[START OF Exercise materials]

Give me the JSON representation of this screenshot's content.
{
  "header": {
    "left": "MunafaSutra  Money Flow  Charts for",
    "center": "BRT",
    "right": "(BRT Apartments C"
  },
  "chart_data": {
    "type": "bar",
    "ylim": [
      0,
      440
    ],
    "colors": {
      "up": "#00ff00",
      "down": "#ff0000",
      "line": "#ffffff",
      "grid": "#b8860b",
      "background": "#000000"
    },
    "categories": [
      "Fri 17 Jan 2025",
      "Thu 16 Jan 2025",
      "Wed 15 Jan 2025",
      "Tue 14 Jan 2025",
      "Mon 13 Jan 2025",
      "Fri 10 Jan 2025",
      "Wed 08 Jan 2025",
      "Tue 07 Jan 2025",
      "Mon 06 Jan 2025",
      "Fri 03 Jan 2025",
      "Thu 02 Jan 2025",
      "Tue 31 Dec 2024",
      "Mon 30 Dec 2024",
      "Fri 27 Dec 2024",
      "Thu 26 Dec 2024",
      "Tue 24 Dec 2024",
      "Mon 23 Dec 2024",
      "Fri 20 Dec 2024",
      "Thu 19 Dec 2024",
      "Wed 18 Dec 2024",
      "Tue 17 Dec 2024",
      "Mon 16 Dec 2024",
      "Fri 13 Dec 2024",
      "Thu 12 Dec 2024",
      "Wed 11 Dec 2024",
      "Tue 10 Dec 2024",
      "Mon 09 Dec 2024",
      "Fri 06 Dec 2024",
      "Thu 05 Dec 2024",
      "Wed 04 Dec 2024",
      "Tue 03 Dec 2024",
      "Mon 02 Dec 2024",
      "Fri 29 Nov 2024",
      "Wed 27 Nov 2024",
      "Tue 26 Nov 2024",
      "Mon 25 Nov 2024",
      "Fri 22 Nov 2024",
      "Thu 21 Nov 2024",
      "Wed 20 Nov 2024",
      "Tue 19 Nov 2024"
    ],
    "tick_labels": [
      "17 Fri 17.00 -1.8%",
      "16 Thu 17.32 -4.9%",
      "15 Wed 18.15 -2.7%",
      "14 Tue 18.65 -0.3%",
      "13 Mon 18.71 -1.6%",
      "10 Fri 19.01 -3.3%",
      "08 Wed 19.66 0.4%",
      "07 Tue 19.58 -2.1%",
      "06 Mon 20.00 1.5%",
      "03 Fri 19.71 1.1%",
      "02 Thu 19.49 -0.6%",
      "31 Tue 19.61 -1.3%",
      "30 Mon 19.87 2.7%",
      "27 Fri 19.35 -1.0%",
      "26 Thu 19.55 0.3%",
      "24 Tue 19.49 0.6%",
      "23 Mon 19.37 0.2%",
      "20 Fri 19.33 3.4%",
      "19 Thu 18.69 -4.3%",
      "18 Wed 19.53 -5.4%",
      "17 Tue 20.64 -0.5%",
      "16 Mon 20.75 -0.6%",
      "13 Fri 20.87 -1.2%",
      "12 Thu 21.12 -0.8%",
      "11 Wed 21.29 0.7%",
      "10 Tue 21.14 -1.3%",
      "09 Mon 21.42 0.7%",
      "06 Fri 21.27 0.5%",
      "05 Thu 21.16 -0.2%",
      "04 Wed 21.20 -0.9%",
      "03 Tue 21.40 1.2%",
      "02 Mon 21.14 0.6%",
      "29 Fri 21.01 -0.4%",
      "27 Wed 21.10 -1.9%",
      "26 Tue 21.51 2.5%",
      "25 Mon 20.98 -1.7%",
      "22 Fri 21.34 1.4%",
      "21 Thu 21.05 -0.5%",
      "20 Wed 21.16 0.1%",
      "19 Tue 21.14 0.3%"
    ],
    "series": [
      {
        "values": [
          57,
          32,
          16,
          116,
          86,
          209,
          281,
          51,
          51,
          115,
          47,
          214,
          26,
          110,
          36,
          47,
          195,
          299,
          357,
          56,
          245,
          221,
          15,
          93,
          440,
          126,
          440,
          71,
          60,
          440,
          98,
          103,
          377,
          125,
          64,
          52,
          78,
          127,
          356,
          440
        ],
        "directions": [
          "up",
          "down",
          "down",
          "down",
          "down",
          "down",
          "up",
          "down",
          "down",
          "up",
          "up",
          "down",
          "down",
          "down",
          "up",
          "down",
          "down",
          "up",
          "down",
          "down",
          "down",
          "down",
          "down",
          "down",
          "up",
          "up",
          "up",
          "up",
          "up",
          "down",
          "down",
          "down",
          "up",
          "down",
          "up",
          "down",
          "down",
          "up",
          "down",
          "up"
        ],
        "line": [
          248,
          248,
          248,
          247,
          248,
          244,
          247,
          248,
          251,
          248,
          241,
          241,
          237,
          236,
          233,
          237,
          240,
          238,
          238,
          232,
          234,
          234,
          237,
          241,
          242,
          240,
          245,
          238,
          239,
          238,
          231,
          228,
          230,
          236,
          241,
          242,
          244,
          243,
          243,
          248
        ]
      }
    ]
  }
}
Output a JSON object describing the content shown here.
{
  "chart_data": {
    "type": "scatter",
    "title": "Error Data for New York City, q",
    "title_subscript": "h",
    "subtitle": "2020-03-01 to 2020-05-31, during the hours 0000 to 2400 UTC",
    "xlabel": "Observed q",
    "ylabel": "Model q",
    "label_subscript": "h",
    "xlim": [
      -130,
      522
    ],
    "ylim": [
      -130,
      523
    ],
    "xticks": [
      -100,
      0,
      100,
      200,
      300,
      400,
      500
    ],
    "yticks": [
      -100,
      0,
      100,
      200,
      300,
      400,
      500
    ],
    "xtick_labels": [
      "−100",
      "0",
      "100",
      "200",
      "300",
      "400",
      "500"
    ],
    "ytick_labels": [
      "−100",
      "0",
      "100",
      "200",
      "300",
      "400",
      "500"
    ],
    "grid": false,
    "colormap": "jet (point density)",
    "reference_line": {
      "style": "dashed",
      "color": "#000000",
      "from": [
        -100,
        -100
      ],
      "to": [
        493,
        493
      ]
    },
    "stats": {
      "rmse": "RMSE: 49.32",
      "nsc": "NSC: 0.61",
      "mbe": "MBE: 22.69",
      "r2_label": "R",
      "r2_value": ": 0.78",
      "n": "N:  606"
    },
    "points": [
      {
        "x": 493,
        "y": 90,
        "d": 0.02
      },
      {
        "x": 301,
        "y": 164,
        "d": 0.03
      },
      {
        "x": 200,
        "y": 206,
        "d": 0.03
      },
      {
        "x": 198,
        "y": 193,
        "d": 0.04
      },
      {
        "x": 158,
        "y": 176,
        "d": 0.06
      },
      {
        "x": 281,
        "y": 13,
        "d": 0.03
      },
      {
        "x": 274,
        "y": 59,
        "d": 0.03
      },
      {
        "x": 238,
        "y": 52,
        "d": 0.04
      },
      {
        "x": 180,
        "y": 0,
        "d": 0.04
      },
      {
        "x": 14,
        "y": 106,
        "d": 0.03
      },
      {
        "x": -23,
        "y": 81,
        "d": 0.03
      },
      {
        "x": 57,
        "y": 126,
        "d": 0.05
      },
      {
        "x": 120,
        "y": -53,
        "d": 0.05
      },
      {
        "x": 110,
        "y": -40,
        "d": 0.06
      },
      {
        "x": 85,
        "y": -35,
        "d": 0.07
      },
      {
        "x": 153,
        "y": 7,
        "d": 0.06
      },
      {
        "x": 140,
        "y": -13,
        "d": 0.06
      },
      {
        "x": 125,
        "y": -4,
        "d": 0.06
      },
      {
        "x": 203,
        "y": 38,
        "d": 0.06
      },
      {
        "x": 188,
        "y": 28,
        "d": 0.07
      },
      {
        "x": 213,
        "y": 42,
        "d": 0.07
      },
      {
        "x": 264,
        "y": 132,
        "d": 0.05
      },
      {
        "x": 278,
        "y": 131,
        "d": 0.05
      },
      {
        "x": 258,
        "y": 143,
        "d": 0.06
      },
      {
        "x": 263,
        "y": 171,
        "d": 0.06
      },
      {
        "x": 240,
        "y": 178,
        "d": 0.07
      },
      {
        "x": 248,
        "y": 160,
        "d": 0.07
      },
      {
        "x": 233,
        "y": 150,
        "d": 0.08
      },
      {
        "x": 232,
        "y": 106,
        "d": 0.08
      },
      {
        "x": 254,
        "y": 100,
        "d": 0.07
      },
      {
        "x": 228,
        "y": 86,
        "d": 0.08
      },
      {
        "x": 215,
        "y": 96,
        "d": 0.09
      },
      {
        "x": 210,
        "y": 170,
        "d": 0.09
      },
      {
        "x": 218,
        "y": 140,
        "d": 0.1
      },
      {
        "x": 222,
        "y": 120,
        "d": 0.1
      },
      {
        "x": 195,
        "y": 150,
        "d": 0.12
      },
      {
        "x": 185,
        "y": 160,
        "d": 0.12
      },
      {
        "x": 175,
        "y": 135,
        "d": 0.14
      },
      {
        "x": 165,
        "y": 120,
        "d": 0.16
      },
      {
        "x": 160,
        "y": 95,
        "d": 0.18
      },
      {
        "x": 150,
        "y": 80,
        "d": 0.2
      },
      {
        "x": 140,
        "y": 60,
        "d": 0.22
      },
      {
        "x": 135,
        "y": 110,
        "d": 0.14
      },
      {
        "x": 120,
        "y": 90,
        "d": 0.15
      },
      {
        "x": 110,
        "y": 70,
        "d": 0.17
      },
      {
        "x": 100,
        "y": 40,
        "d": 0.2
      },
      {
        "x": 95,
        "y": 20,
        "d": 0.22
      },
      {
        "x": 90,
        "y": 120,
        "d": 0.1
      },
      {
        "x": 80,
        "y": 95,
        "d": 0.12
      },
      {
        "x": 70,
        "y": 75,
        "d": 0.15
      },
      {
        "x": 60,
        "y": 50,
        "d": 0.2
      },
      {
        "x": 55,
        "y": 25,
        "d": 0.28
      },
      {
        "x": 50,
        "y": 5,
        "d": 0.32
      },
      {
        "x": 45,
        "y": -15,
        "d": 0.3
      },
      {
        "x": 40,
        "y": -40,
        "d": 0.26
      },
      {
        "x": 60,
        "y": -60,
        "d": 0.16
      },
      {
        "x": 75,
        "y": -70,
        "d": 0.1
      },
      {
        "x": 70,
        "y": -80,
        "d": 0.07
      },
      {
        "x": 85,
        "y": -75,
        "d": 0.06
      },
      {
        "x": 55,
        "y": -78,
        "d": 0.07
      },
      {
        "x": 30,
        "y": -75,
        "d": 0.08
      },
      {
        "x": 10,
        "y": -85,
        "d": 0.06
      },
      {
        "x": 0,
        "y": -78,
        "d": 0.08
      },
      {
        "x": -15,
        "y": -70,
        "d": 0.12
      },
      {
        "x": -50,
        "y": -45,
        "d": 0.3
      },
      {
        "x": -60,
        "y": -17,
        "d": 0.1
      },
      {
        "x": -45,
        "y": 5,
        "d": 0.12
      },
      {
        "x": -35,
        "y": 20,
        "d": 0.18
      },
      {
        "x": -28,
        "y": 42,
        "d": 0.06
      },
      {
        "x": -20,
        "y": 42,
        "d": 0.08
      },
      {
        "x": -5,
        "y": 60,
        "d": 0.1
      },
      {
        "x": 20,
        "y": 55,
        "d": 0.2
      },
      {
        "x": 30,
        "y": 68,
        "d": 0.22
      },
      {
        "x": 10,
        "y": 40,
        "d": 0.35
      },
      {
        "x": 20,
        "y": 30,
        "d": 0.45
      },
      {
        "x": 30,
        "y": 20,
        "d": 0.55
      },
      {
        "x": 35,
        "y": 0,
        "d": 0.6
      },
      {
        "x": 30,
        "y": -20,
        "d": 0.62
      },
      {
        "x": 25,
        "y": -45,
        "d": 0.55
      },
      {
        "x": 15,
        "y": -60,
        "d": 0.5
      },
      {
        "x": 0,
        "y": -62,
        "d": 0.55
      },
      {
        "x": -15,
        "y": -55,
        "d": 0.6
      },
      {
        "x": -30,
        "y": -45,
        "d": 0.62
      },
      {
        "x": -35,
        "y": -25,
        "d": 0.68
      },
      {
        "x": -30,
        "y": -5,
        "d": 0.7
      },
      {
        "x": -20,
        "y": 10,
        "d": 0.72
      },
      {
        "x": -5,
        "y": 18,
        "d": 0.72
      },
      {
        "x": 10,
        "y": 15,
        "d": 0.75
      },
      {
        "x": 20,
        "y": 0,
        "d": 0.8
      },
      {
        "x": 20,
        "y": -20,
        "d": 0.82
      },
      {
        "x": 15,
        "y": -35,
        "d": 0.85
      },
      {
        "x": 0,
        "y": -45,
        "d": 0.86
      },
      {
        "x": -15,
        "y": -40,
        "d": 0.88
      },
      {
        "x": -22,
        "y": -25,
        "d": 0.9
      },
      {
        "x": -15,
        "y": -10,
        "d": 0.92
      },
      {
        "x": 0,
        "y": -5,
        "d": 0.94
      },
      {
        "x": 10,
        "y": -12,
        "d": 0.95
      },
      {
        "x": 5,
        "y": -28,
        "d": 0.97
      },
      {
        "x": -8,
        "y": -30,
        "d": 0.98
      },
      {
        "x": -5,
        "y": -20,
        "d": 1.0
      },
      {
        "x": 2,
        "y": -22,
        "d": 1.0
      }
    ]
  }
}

[END OF Exercise materials]

:: Task objective ::
Using the listing above, return all lines where the word "JSON" occurs.

:: Solution to the exercise ::
Give me the JSON representation of this screenshot's content.
Output a JSON object describing the content shown here.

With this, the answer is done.